[DATA SECTION]

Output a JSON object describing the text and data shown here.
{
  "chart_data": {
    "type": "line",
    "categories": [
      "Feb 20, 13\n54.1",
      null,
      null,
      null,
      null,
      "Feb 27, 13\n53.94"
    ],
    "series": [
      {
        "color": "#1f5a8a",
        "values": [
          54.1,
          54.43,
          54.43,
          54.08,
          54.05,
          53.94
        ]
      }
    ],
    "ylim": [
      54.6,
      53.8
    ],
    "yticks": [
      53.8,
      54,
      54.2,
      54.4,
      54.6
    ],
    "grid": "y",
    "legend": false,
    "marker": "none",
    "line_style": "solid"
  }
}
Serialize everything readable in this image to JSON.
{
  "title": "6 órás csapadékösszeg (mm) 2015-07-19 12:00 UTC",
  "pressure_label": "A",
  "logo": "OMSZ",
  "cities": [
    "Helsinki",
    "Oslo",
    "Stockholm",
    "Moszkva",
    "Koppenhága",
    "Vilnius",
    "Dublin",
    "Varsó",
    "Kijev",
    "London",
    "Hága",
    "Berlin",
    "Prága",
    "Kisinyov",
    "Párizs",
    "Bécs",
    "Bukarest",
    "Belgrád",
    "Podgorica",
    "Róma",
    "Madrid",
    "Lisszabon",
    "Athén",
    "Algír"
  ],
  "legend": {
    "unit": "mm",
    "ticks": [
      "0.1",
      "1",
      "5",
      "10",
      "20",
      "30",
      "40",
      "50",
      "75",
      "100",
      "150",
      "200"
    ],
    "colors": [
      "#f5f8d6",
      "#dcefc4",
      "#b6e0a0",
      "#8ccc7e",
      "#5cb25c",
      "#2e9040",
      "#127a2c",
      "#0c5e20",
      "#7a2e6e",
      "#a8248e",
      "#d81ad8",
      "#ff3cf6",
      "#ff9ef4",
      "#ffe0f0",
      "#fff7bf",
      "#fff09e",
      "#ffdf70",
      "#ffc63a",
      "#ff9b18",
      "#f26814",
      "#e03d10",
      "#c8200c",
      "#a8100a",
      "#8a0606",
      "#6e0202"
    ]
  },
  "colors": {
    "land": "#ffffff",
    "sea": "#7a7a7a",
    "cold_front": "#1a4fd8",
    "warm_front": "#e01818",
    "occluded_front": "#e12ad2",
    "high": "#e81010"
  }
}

[INSTRUCTION]
Copy out the whole listing exactly.

[RIGHT ANSWER]
Output a JSON object describing the text and data shown here.
{
  "chart_data": {
    "type": "line",
    "categories": [
      "Feb 20, 13\n54.1",
      null,
      null,
      null,
      null,
      "Feb 27, 13\n53.94"
    ],
    "series": [
      {
        "color": "#1f5a8a",
        "values": [
          54.1,
          54.43,
          54.43,
          54.08,
          54.05,
          53.94
        ]
      }
    ],
    "ylim": [
      54.6,
      53.8
    ],
    "yticks": [
      53.8,
      54,
      54.2,
      54.4,
      54.6
    ],
    "grid": "y",
    "legend": false,
    "marker": "none",
    "line_style": "solid"
  }
}
Serialize everything readable in this image to JSON.
{
  "title": "6 órás csapadékösszeg (mm) 2015-07-19 12:00 UTC",
  "pressure_label": "A",
  "logo": "OMSZ",
  "cities": [
    "Helsinki",
    "Oslo",
    "Stockholm",
    "Moszkva",
    "Koppenhága",
    "Vilnius",
    "Dublin",
    "Varsó",
    "Kijev",
    "London",
    "Hága",
    "Berlin",
    "Prága",
    "Kisinyov",
    "Párizs",
    "Bécs",
    "Bukarest",
    "Belgrád",
    "Podgorica",
    "Róma",
    "Madrid",
    "Lisszabon",
    "Athén",
    "Algír"
  ],
  "legend": {
    "unit": "mm",
    "ticks": [
      "0.1",
      "1",
      "5",
      "10",
      "20",
      "30",
      "40",
      "50",
      "75",
      "100",
      "150",
      "200"
    ],
    "colors": [
      "#f5f8d6",
      "#dcefc4",
      "#b6e0a0",
      "#8ccc7e",
      "#5cb25c",
      "#2e9040",
      "#127a2c",
      "#0c5e20",
      "#7a2e6e",
      "#a8248e",
      "#d81ad8",
      "#ff3cf6",
      "#ff9ef4",
      "#ffe0f0",
      "#fff7bf",
      "#fff09e",
      "#ffdf70",
      "#ffc63a",
      "#ff9b18",
      "#f26814",
      "#e03d10",
      "#c8200c",
      "#a8100a",
      "#8a0606",
      "#6e0202"
    ]
  },
  "colors": {
    "land": "#ffffff",
    "sea": "#7a7a7a",
    "cold_front": "#1a4fd8",
    "warm_front": "#e01818",
    "occluded_front": "#e12ad2",
    "high": "#e81010"
  }
}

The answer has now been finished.